Merz dénonce la déloyauté hongroise sur le prêt ukrainien
Dans une allocution qui a retenu l’attention de Bruxelles, le chancelier Friedrich Merz a averti que le veto hongrois sur le financement pourrait laisser des traces durables dans les relations entre partenaires européens.
Budapest exige que ce prêt de 90 milliards d’euros ne soit versé que si Kiev relance l’acheminement du pétrole russe via un oléoduc endommagé traversant l’Ukraine.
Le Premier ministre hongrois soutient que Kiev traîne les pieds pour remettre l’oléoduc en service, une condition dénoncée par les autorités allemandes comme dangereuse pour l’assistance à Kiev.
Une échéance tendue: le versement du prêt conditionné
Cette position révèle les tensions internes à l’UE sur les modalités d’aide et les leviers d’influence des États membres dans l’octroi des fonds destinés à Kiev.
Les discussions doivent progresser rapidement si l’on veut éviter que le retard de versement ne fragilise le soutien occidental à l’Ukraine et ne nourrisse des divisions.
Les analystes estiment que ce dossier pourrait influencer le calendrier budgétaire européen et forceront les dirigeants à rechercher un compromis qui respecte à la fois les règles européennes et les ambitions stratégiques.
☆ ☆ ☆ ☆
Consignes ▸
#1 Les affirmations (a), (b) et (c) concordent-elles avec le texte sur le prêt ukrainien ? Répondez par oui ou par non et citez chaque fois les mots décisifs du texte. (a) Le prêt s’élève à 90 milliards d’euros. (b) L’oléoduc en question traverse la Hongrie. (c) Les autorités allemandes approuvent la condition posée par Budapest.
#2 Restituez tel quel le passage du texte sur le prêt ukrainien qui va de « Une échéance tendue: le » jusqu’à « destinés à Kiev. ».
Les lignes ci-après n’ont aucun rapport avec le texte sur le prêt ukrainien.
☆ ☆ ☆ ☆
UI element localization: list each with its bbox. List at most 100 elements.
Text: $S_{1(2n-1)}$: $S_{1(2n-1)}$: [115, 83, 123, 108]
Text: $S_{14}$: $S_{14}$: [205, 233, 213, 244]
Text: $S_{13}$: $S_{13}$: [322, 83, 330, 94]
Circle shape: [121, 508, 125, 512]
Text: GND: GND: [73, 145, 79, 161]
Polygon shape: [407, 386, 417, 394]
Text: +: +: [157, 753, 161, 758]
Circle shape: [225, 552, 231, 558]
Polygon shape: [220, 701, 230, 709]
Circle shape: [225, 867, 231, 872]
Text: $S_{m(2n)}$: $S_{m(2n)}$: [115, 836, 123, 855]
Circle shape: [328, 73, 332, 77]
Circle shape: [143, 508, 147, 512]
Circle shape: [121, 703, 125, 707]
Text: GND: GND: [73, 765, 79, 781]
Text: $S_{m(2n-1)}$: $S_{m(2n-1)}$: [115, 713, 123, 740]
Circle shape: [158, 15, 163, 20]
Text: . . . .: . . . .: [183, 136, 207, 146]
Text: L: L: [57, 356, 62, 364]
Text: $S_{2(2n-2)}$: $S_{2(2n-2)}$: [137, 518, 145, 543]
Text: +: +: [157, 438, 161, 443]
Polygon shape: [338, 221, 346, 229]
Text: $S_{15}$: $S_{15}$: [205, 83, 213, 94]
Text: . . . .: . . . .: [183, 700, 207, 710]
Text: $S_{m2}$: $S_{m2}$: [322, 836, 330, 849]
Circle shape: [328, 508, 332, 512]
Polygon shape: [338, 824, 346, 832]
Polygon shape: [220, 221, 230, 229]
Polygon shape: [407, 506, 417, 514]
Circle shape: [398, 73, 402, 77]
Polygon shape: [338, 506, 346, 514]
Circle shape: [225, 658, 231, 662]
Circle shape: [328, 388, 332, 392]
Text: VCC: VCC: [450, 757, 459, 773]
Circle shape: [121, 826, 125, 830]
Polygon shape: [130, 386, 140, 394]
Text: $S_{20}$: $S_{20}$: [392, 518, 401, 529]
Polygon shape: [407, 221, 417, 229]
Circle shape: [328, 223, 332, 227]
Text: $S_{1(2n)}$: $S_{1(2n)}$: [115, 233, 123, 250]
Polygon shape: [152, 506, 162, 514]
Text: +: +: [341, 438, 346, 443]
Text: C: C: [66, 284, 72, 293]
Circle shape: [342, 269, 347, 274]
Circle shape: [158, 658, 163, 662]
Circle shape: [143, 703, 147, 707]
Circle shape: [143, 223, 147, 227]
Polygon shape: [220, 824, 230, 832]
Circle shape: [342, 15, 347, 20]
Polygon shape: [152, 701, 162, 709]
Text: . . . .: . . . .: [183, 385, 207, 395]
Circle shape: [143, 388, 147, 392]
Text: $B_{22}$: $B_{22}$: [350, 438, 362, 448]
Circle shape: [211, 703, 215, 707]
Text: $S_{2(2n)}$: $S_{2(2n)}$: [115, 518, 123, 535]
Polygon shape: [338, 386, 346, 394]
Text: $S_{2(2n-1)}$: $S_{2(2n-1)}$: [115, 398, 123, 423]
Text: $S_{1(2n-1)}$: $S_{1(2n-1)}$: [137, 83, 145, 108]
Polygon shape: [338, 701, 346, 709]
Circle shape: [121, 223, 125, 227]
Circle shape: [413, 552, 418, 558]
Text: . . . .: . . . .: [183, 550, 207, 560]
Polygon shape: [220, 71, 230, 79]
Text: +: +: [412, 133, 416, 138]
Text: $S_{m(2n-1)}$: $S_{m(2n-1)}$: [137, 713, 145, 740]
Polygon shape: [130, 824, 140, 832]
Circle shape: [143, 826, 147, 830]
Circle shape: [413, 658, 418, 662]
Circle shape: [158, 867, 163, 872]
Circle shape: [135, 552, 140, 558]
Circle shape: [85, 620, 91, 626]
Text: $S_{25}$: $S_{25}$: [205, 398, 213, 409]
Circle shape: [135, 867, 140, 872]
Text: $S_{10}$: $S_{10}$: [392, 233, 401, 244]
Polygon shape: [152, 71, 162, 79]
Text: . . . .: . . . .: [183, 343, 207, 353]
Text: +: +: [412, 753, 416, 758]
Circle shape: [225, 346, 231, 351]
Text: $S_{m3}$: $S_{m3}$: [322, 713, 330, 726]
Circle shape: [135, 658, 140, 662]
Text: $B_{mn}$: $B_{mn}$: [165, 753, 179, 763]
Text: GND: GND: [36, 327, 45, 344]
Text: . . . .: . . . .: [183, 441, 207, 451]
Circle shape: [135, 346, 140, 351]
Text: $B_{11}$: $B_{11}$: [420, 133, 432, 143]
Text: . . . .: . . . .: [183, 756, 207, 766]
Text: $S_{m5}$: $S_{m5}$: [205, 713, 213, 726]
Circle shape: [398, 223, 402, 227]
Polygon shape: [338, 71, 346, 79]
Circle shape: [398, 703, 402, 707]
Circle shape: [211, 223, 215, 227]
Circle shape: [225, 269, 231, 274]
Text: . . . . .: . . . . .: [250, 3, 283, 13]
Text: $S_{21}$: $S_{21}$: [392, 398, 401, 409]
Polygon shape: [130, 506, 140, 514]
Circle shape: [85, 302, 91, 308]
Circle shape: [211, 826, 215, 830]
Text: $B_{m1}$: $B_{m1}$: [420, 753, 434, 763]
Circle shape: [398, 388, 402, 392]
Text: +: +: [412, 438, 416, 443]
☆ ☆ ☆ ☆
Corrigé ▸
#1
(a) Oui : « ce prêt de 90 milliards d’euros ».
(b) Non : « un oléoduc endommagé traversant l’Ukraine ».
(c) Non : « une condition dénoncée par les autorités allemandes comme dangereuse pour l’assistance à Kiev ».

#2
Une échéance tendue: le versement du prêt conditionné
Cette position révèle les tensions internes à l’UE sur les modalités d’aide et les leviers d’influence des États membres dans l’octroi des fonds destinés à Kiev.